start Records for the task
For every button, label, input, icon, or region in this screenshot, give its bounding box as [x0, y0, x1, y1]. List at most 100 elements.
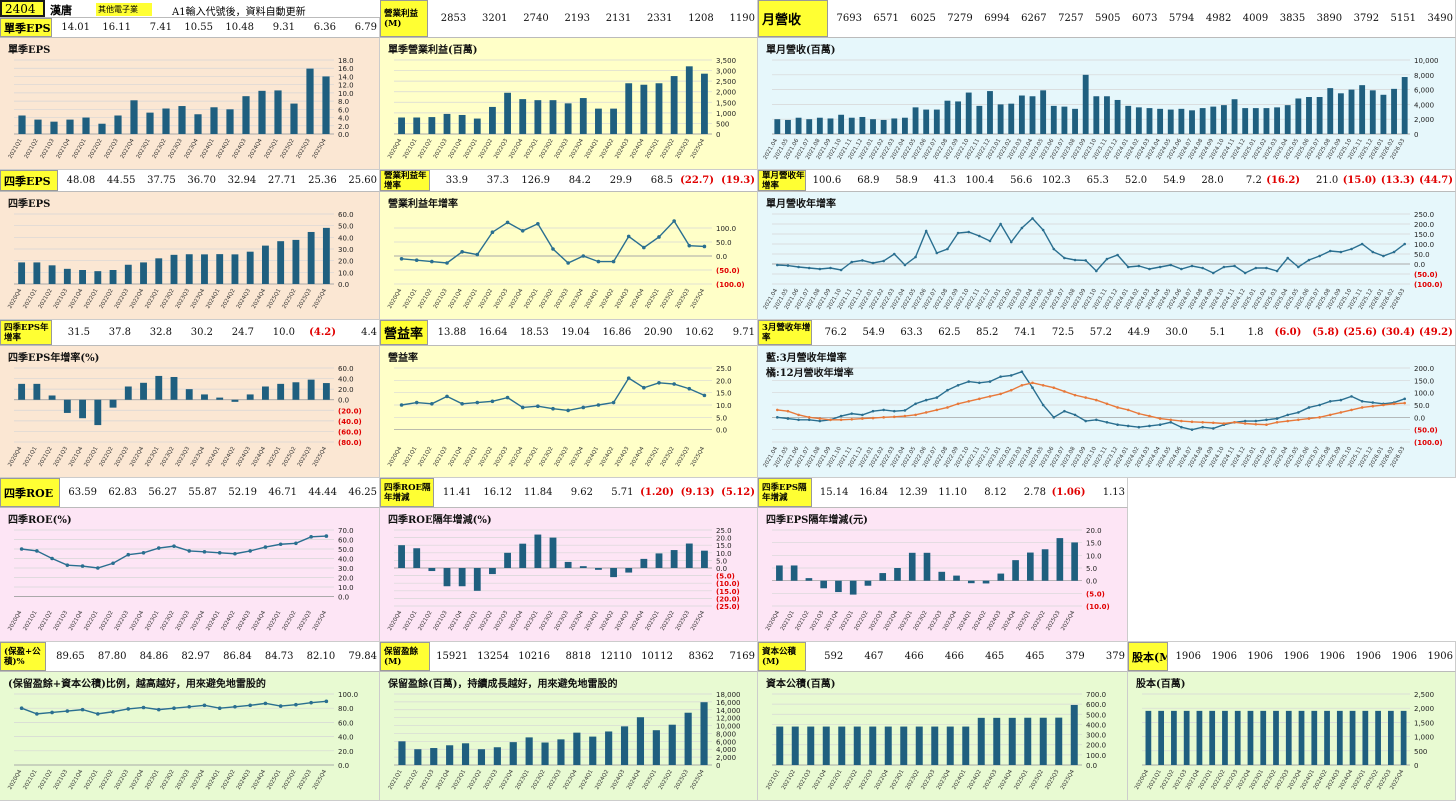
x-tick-label: 2022Q1 — [839, 610, 855, 632]
chart-title: 四季EPS年增率(%) — [8, 353, 100, 364]
x-tick-label: 2021Q1 — [402, 138, 418, 160]
bar — [997, 573, 1005, 581]
y-tick-label: 150.0 — [1414, 231, 1434, 239]
bar — [477, 749, 486, 765]
bar — [48, 395, 56, 400]
header-value: 5.71 — [611, 487, 634, 498]
point — [924, 398, 928, 402]
point — [324, 534, 329, 538]
point — [263, 701, 268, 706]
x-tick-label: 2023Q2 — [160, 446, 176, 468]
bar — [822, 726, 830, 765]
header-value: 27.71 — [267, 175, 297, 186]
point — [278, 542, 283, 547]
x-tick-label: 2021Q1 — [780, 610, 796, 632]
x-tick-label: 2023Q2 — [160, 610, 176, 632]
point — [1307, 417, 1311, 420]
bar — [848, 117, 855, 134]
y-tick-label: 20.0 — [716, 535, 732, 543]
y-tick-label: 0 — [1414, 131, 1418, 139]
header-value: 16.84 — [859, 487, 888, 498]
x-tick-label: 2022Q1 — [463, 138, 479, 160]
x-tick-label: 2023Q4 — [190, 769, 206, 791]
bar — [201, 394, 208, 400]
bar — [1298, 710, 1305, 765]
header-label: 月營收 — [758, 0, 828, 37]
header-value: (19.3) — [721, 175, 755, 186]
y-tick-label: 2,000 — [1414, 116, 1434, 124]
x-tick-label: 2022Q2 — [854, 610, 870, 632]
bar — [1380, 94, 1387, 134]
header-value: 16.86 — [602, 327, 632, 338]
bar — [891, 118, 898, 134]
bar — [610, 568, 617, 578]
header-row-12: (保盈+公積)% 89.65 87.80 84.86 82.97 86.84 84.73 82… — [0, 642, 380, 672]
header-row-8: 3月營收年增率 76.2 54.9 63.3 62.5 85.2 74.1 72.5 57.2 4… — [758, 320, 1456, 346]
x-tick-label: 2025Q3 — [675, 138, 691, 160]
bar — [1401, 77, 1408, 134]
bar — [443, 113, 451, 134]
bar — [155, 375, 163, 400]
header-value: 126.9 — [521, 175, 550, 186]
x-tick-label: 2024Q4 — [629, 288, 645, 310]
header-label: (保盈+公積)% — [0, 642, 46, 671]
x-tick-label: 2025Q1 — [642, 769, 658, 791]
point — [687, 243, 692, 248]
x-tick-label: 2024Q3 — [236, 288, 252, 310]
bar — [820, 580, 827, 589]
header-label: 營業利益年增率 — [380, 170, 430, 191]
bar — [1056, 538, 1064, 581]
x-tick-label: 2025Q2 — [282, 769, 298, 791]
point — [50, 710, 54, 715]
x-tick-label: 2022Q3 — [858, 769, 874, 791]
point — [1350, 395, 1353, 398]
y-tick-label: 20.0 — [716, 377, 732, 385]
point — [1350, 247, 1353, 251]
bar — [549, 537, 557, 568]
y-tick-label: 16.0 — [338, 65, 354, 73]
header-value: 18.53 — [520, 327, 549, 338]
point — [871, 261, 875, 265]
point — [1105, 257, 1109, 261]
point — [430, 401, 434, 406]
bar — [557, 739, 565, 765]
bar — [170, 376, 178, 400]
point — [505, 395, 510, 400]
point — [475, 400, 480, 405]
bar — [242, 96, 250, 134]
x-tick-label: 2024Q3 — [614, 610, 630, 632]
stock-code[interactable]: 2404 — [0, 0, 45, 17]
point — [1148, 424, 1151, 428]
chart-panel-c6: 單月營收年增率 (100.0) (50.0) 0.0 50.0 100.0 150.0 200… — [758, 192, 1456, 320]
point — [1328, 413, 1332, 417]
x-tick-label: 2021Q3 — [433, 288, 449, 310]
point — [882, 408, 885, 412]
header-value: 11.41 — [442, 487, 472, 498]
y-tick-label: 50.0 — [1414, 251, 1430, 259]
header-value: 2853 — [440, 13, 467, 24]
header-value: 1906 — [1427, 651, 1453, 662]
x-tick-label: 2021Q1 — [22, 446, 38, 468]
bar — [1285, 710, 1292, 765]
header-value: 7169 — [729, 651, 755, 662]
bar — [807, 726, 815, 765]
y-tick-label: 200.0 — [1414, 221, 1434, 229]
point — [505, 220, 510, 225]
header-value: 19.04 — [561, 327, 590, 338]
header-value: 16.12 — [483, 487, 512, 498]
y-tick-label: (100.0) — [716, 281, 745, 289]
header-value: 13.88 — [437, 327, 467, 338]
header-value: 4.4 — [361, 327, 377, 338]
x-tick-label: 2025Q3 — [674, 769, 690, 791]
point — [702, 393, 707, 398]
point — [65, 709, 70, 713]
point — [566, 261, 570, 265]
x-tick-label: 2024Q3 — [232, 138, 248, 160]
bar — [306, 68, 314, 134]
chart-svg: 0.0 5.0 10.0 15.0 20.0 25.0 2020Q4 2021Q1 2021Q2… — [387, 365, 732, 468]
bar — [1055, 717, 1063, 765]
point — [1031, 381, 1034, 385]
header-value: 31.5 — [67, 327, 90, 338]
point — [1031, 217, 1034, 220]
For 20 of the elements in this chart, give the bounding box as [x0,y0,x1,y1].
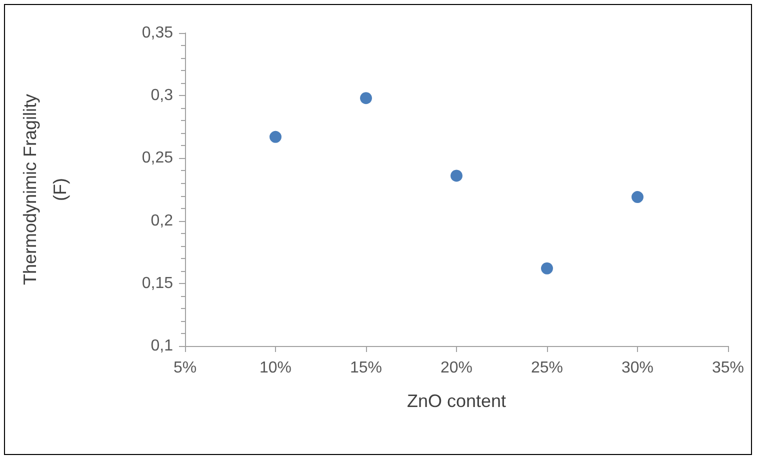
point [360,92,372,104]
y-tick-label: 0,25 [142,150,174,167]
x-tick-label: 15% [350,360,382,376]
x-axis-title: ZnO content [406,391,506,411]
point [270,130,282,143]
y-tick-label: 0,2 [150,212,174,230]
x-tick-label: 20% [440,360,473,376]
point [450,170,462,182]
y-tick-label: 0,1 [150,338,174,354]
point [632,191,644,204]
x-tick-label: 25% [530,360,564,376]
y-tick-label: 0,35 [142,24,174,42]
y-tick-label: 0,3 [150,87,174,104]
x-tick-label: 35% [712,360,744,376]
x-tick-label: 5% [173,360,197,376]
x-tick-label: 30% [621,360,654,376]
x-tick-label: 10% [259,360,292,376]
y-axis-title: Thermodynimic Fragility (F) [20,94,70,286]
y-tick-label: 0,15 [142,274,174,292]
point [541,262,553,274]
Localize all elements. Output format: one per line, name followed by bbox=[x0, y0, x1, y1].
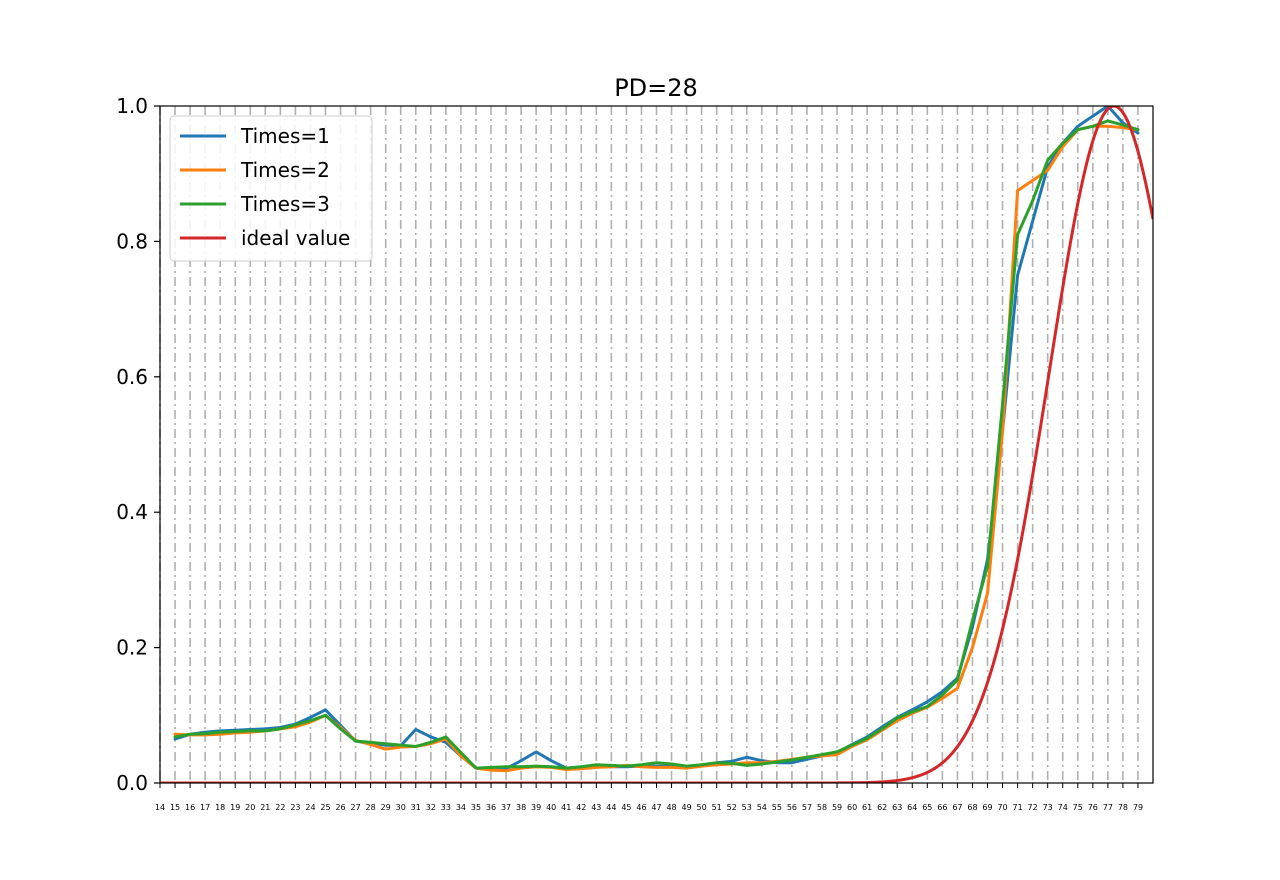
end Records for the task
Challenge: Convert the dataset rows above into a JSON list of strings with one string per line, omitting blank lines and the picture placeholders.

Output:
[
  "For every button, label, input, icon, or region in this screenshot, give its bounding box as [x0, y0, x1, y1]. List at most 100 elements.",
  "x-tick-label: 2022Q1 — [839, 610, 855, 632]",
  "chart-title: 四季EPS年增率(%) — [8, 353, 100, 364]",
  "x-tick-label: 2021Q1 — [402, 138, 418, 160]",
  "bar — [997, 573, 1005, 581]",
  "y-tick-label: 150.0 — [1414, 231, 1434, 239]",
  "bar — [477, 749, 486, 765]",
  "bar — [48, 395, 56, 400]",
  "header-value: 5.71 — [611, 487, 634, 498]",
  "point — [924, 398, 928, 402]",
  "point — [324, 534, 329, 538]",
  "point — [263, 701, 268, 706]",
  "x-tick-label: 2023Q2 — [160, 446, 176, 468]",
  "bar — [822, 726, 830, 765]",
  "header-value: 27.71 — [267, 175, 297, 186]",
  "point — [278, 542, 283, 547]",
  "x-tick-label: 2021Q1 — [780, 610, 796, 632]",
  "x-tick-label: 2023Q2 — [160, 610, 176, 632]",
  "point — [1307, 417, 1311, 420]",
  "bar — [848, 117, 855, 134]",
  "y-tick-label: 20.0 — [716, 535, 732, 543]",
  "y-tick-label: 0 — [1414, 131, 1418, 139]",
  "header-value: 16.84 — [859, 487, 888, 498]",
  "x-tick-label: 2022Q1 — [463, 138, 479, 160]",
  "x-tick-label: 2023Q4 — [190, 769, 206, 791]",
  "bar — [201, 394, 208, 400]",
  "bar — [1298, 710, 1305, 765]",
  "header-label: 月營收 — [758, 0, 828, 37]",
  "header-value: (19.3) — [721, 175, 755, 186]",
  "y-tick-label: 2,000 — [1414, 116, 1434, 124]",
  "x-tick-label: 2022Q2 — [854, 610, 870, 632]",
  "bar — [1380, 94, 1387, 134]",
  "header-value: 16.86 — [602, 327, 632, 338]",
  "bar — [891, 118, 898, 134]",
  "bar — [610, 568, 617, 578]",
  "header-row-12: (保盈+公積)% 89.65 87.80 84.86 82.97 86.84 84.73 82… — [0, 642, 380, 672]",
  "header-row-8: 3月營收年增率 76.2 54.9 63.3 62.5 85.2 74.1 72.5 57.2 4… — [758, 320, 1456, 346]",
  "x-tick-label: 2025Q3 — [675, 138, 691, 160]",
  "bar — [1401, 77, 1408, 134]",
  "bar — [443, 113, 451, 134]",
  "bar — [155, 375, 163, 400]",
  "header-value: 126.9 — [521, 175, 550, 186]",
  "x-tick-label: 2024Q4 — [629, 288, 645, 310]",
  "header-label: (保盈+公積)% — [0, 642, 46, 671]",
  "x-tick-label: 2025Q1 — [642, 769, 658, 791]",
  "point — [687, 243, 692, 248]",
  "x-tick-label: 2024Q3 — [236, 288, 252, 310]",
  "bar — [820, 580, 827, 589]",
  "header-label: 營業利益年增率 — [380, 170, 430, 191]",
  "bar — [1056, 538, 1064, 581]",
  "x-tick-label: 2025Q2 — [282, 769, 298, 791]",
  "point — [50, 710, 54, 715]",
  "x-tick-label: 2022Q3 — [858, 769, 874, 791]",
  "point — [1350, 395, 1353, 398]",
  "y-tick-label: 20.0 — [716, 377, 732, 385]",
  "point — [1350, 247, 1353, 251]",
  "bar — [549, 537, 557, 568]",
  "y-tick-label: 16.0 — [338, 65, 354, 73]",
  "header-value: 18.53 — [520, 327, 549, 338]",
  "point — [871, 261, 875, 265]",
  "point — [1105, 257, 1109, 261]",
  "point — [430, 401, 434, 406]",
  "bar — [557, 739, 565, 765]",
  "bar — [170, 376, 178, 400]",
  "point — [505, 395, 510, 400]",
  "point — [475, 400, 480, 405]",
  "bar — [242, 96, 250, 134]",
  "x-tick-label: 2024Q3 — [614, 610, 630, 632]",
  "stock-code[interactable]: 2404 — [0, 0, 45, 17]",
  "point — [1148, 424, 1151, 428]",
  "chart-panel-c6: 單月營收年增率 (100.0) (50.0) 0.0 50.0 100.0 150.0 200… — [758, 192, 1456, 320]",
  "point — [1328, 413, 1332, 417]",
  "x-tick-label: 2021Q3 — [433, 288, 449, 310]",
  "point — [882, 408, 885, 412]",
  "header-value: 11.41 — [442, 487, 472, 498]",
  "y-tick-label: 50.0 — [1414, 251, 1430, 259]",
  "header-value: 2853 — [440, 13, 467, 24]",
  "header-value: 1906 — [1427, 651, 1453, 662]",
  "x-tick-label: 2021Q1 — [22, 446, 38, 468]",
  "bar — [1285, 710, 1292, 765]",
  "header-value: 7169 — [729, 651, 755, 662]",
  "bar — [807, 726, 815, 765]",
  "y-tick-label: 200.0 — [1414, 221, 1434, 229]",
  "point — [505, 220, 510, 225]",
  "header-value: 19.04 — [561, 327, 590, 338]",
  "header-value: 16.12 — [483, 487, 512, 498]",
  "y-tick-label: (100.0) — [716, 281, 745, 289]",
  "header-value: 13.88 — [437, 327, 467, 338]",
  "header-value: 4.4 — [361, 327, 377, 338]",
  "x-tick-label: 2025Q3 — [674, 769, 690, 791]",
  "point — [702, 393, 707, 398]",
  "point — [65, 709, 70, 713]",
  "point — [566, 261, 570, 265]",
  "x-tick-label: 2024Q3 — [232, 138, 248, 160]",
  "bar — [306, 68, 314, 134]",
  "chart-svg: 0.0 5.0 10.0 15.0 20.0 25.0 2020Q4 2021Q1 2021Q2… — [387, 365, 732, 468]",
  "bar — [1055, 717, 1063, 765]",
  "point — [1031, 381, 1034, 385]",
  "header-value: 31.5 — [67, 327, 90, 338]",
  "point — [1031, 217, 1034, 220]",
  "For 20 of the elements in this chart, give the bounding box as [x0,y0,x1,y1].",
  "point [360,92,372,104]",
  "y-tick-label: 0,25 [142,150,174,167]",
  "x-tick-label: 15% [350,360,382,376]",
  "x-axis-title: ZnO content [406,391,506,411]",
  "point [270,130,282,143]",
  "y-tick-label: 0,2 [150,212,174,230]",
  "x-tick-label: 20% [440,360,473,376]",
  "point [450,170,462,182]",
  "y-tick-label: 0,1 [150,338,174,354]",
  "point [632,191,644,204]",
  "x-tick-label: 25% [530,360,564,376]",
  "y-tick-label: 0,35 [142,24,174,42]",
  "y-tick-label: 0,3 [150,87,174,104]",
  "x-tick-label: 35% [712,360,744,376]",
  "x-tick-label: 5% [173,360,197,376]",
  "x-tick-label: 30% [621,360,654,376]",
  "x-tick-label: 10% [259,360,292,376]",
  "y-axis-title: Thermodynimic Fragility (F) [20,94,70,286]",
  "y-tick-label: 0,15 [142,274,174,292]",
  "point [541,262,553,274]",
  "Localize all elements. Output format: one per line, name followed by bbox=[x0, y0, x1, y1]."
]